_WRITTEN REQUEST_
Retype the material that follows, keeping every word as it is.

_RECORDS PROVIDED_
▬▬▬▬▬▬▬▬▬▬
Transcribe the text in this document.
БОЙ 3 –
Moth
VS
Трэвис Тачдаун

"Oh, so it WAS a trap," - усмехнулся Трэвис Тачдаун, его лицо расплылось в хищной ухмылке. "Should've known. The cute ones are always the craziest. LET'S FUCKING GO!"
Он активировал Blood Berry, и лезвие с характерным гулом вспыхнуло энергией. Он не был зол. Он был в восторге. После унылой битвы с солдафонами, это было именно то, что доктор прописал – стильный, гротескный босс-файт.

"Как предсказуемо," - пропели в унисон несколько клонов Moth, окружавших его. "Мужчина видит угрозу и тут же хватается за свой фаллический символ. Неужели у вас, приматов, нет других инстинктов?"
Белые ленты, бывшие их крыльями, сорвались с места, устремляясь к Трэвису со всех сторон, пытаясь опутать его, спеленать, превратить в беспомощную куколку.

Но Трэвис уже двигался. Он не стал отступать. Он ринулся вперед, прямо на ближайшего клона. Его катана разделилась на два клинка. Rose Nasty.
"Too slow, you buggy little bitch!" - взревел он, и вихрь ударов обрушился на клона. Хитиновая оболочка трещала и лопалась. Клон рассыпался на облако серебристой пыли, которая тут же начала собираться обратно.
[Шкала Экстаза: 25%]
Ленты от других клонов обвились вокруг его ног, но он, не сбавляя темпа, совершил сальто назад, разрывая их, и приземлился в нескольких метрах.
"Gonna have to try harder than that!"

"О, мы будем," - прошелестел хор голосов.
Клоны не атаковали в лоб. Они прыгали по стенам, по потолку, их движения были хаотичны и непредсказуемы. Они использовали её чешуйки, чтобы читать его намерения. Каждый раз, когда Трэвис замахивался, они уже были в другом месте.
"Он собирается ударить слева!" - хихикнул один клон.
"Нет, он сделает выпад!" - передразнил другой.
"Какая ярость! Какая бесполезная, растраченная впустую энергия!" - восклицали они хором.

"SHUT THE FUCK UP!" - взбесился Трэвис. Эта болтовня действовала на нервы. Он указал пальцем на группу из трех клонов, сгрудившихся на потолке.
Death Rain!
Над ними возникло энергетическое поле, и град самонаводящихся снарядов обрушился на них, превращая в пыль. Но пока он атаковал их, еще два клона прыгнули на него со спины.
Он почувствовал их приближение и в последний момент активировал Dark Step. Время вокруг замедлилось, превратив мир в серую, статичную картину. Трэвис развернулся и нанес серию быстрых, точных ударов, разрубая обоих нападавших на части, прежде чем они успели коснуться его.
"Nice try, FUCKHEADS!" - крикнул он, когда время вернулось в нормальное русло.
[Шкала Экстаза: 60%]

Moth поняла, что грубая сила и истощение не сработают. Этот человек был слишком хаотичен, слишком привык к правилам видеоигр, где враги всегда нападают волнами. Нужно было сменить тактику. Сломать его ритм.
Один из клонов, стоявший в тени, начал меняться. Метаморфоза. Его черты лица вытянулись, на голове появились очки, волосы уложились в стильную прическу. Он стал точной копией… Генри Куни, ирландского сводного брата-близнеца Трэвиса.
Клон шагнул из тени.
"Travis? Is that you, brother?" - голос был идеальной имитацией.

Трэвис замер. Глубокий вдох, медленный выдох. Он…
▬▬▬▬▬▬▬▬▬▬
_FULL RESPONSE_
Transcribe the text in this document.
БОЙ 3 –
Moth
VS
Трэвис Тачдаун

"Oh, so it WAS a trap," - усмехнулся Трэвис Тачдаун, его лицо расплылось в хищной ухмылке. "Should've known. The cute ones are always the craziest. LET'S FUCKING GO!"
Он активировал Blood Berry, и лезвие с характерным гулом вспыхнуло энергией. Он не был зол. Он был в восторге. После унылой битвы с солдафонами, это было именно то, что доктор прописал – стильный, гротескный босс-файт.

"Как предсказуемо," - пропели в унисон несколько клонов Moth, окружавших его. "Мужчина видит угрозу и тут же хватается за свой фаллический символ. Неужели у вас, приматов, нет других инстинктов?"
Белые ленты, бывшие их крыльями, сорвались с места, устремляясь к Трэвису со всех сторон, пытаясь опутать его, спеленать, превратить в беспомощную куколку.

Но Трэвис уже двигался. Он не стал отступать. Он ринулся вперед, прямо на ближайшего клона. Его катана разделилась на два клинка. Rose Nasty.
"Too slow, you buggy little bitch!" - взревел он, и вихрь ударов обрушился на клона. Хитиновая оболочка трещала и лопалась. Клон рассыпался на облако серебристой пыли, которая тут же начала собираться обратно.
[Шкала Экстаза: 25%]
Ленты от других клонов обвились вокруг его ног, но он, не сбавляя темпа, совершил сальто назад, разрывая их, и приземлился в нескольких метрах.
"Gonna have to try harder than that!"

"О, мы будем," - прошелестел хор голосов.
Клоны не атаковали в лоб. Они прыгали по стенам, по потолку, их движения были хаотичны и непредсказуемы. Они использовали её чешуйки, чтобы читать его намерения. Каждый раз, когда Трэвис замахивался, они уже были в другом месте.
"Он собирается ударить слева!" - хихикнул один клон.
"Нет, он сделает выпад!" - передразнил другой.
"Какая ярость! Какая бесполезная, растраченная впустую энергия!" - восклицали они хором.

"SHUT THE FUCK UP!" - взбесился Трэвис. Эта болтовня действовала на нервы. Он указал пальцем на группу из трех клонов, сгрудившихся на потолке.
Death Rain!
Над ними возникло энергетическое поле, и град самонаводящихся снарядов обрушился на них, превращая в пыль. Но пока он атаковал их, еще два клона прыгнули на него со спины.
Он почувствовал их приближение и в последний момент активировал Dark Step. Время вокруг замедлилось, превратив мир в серую, статичную картину. Трэвис развернулся и нанес серию быстрых, точных ударов, разрубая обоих нападавших на части, прежде чем они успели коснуться его.
"Nice try, FUCKHEADS!" - крикнул он, когда время вернулось в нормальное русло.
[Шкала Экстаза: 60%]

Moth поняла, что грубая сила и истощение не сработают. Этот человек был слишком хаотичен, слишком привык к правилам видеоигр, где враги всегда нападают волнами. Нужно было сменить тактику. Сломать его ритм.
Один из клонов, стоявший в тени, начал меняться. Метаморфоза. Его черты лица вытянулись, на голове появились очки, волосы уложились в стильную прическу. Он стал точной копией… Генри Куни, ирландского сводного брата-близнеца Трэвиса.
Клон шагнул из тени.
"Travis? Is that you, brother?" - голос был идеальной имитацией.

Трэвис замер. Глубокий вдох, медленный выдох. Он…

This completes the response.